** Objective **
Below is a block of data; give all of it again word for word.

** Dataset excerpt **
┌────────
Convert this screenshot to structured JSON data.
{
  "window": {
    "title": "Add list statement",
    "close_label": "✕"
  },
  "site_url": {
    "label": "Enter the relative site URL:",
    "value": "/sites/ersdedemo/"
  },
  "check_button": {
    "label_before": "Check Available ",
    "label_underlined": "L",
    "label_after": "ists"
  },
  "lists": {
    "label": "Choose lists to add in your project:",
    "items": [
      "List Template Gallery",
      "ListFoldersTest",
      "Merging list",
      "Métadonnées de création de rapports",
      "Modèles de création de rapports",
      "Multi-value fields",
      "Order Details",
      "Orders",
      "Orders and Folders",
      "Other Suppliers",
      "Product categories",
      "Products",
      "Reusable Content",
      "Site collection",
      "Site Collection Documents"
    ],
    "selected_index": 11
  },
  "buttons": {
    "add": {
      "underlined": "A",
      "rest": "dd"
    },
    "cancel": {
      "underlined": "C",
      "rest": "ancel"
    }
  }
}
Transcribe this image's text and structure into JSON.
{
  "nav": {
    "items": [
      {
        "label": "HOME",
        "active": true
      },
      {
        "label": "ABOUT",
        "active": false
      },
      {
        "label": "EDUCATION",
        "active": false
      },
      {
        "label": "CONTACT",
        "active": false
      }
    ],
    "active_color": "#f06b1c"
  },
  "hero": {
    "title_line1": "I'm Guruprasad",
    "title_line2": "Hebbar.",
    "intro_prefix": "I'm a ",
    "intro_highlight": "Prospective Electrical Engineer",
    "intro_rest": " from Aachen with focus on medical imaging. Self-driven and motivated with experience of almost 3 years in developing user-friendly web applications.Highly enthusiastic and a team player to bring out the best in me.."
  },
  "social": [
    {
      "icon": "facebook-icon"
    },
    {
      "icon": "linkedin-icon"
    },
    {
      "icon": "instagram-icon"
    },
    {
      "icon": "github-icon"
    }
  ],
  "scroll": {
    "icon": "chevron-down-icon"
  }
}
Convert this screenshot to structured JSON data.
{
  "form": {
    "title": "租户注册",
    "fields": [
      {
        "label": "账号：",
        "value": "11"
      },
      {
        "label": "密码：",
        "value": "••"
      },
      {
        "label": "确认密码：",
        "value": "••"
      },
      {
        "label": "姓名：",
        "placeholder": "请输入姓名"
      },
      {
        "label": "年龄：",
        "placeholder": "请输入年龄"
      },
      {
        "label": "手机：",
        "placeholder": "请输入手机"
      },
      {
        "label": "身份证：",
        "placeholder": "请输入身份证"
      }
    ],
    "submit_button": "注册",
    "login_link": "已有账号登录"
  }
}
└────────
** Result for this task **
Convert this screenshot to structured JSON data.
{
  "window": {
    "title": "Add list statement",
    "close_label": "✕"
  },
  "site_url": {
    "label": "Enter the relative site URL:",
    "value": "/sites/ersdedemo/"
  },
  "check_button": {
    "label_before": "Check Available ",
    "label_underlined": "L",
    "label_after": "ists"
  },
  "lists": {
    "label": "Choose lists to add in your project:",
    "items": [
      "List Template Gallery",
      "ListFoldersTest",
      "Merging list",
      "Métadonnées de création de rapports",
      "Modèles de création de rapports",
      "Multi-value fields",
      "Order Details",
      "Orders",
      "Orders and Folders",
      "Other Suppliers",
      "Product categories",
      "Products",
      "Reusable Content",
      "Site collection",
      "Site Collection Documents"
    ],
    "selected_index": 11
  },
  "buttons": {
    "add": {
      "underlined": "A",
      "rest": "dd"
    },
    "cancel": {
      "underlined": "C",
      "rest": "ancel"
    }
  }
}
Transcribe this image's text and structure into JSON.
{
  "nav": {
    "items": [
      {
        "label": "HOME",
        "active": true
      },
      {
        "label": "ABOUT",
        "active": false
      },
      {
        "label": "EDUCATION",
        "active": false
      },
      {
        "label": "CONTACT",
        "active": false
      }
    ],
    "active_color": "#f06b1c"
  },
  "hero": {
    "title_line1": "I'm Guruprasad",
    "title_line2": "Hebbar.",
    "intro_prefix": "I'm a ",
    "intro_highlight": "Prospective Electrical Engineer",
    "intro_rest": " from Aachen with focus on medical imaging. Self-driven and motivated with experience of almost 3 years in developing user-friendly web applications.Highly enthusiastic and a team player to bring out the best in me.."
  },
  "social": [
    {
      "icon": "facebook-icon"
    },
    {
      "icon": "linkedin-icon"
    },
    {
      "icon": "instagram-icon"
    },
    {
      "icon": "github-icon"
    }
  ],
  "scroll": {
    "icon": "chevron-down-icon"
  }
}
Convert this screenshot to structured JSON data.
{
  "form": {
    "title": "租户注册",
    "fields": [
      {
        "label": "账号：",
        "value": "11"
      },
      {
        "label": "密码：",
        "value": "••"
      },
      {
        "label": "确认密码：",
        "value": "••"
      },
      {
        "label": "姓名：",
        "placeholder": "请输入姓名"
      },
      {
        "label": "年龄：",
        "placeholder": "请输入年龄"
      },
      {
        "label": "手机：",
        "placeholder": "请输入手机"
      },
      {
        "label": "身份证：",
        "placeholder": "请输入身份证"
      }
    ],
    "submit_button": "注册",
    "login_link": "已有账号登录"
  }
}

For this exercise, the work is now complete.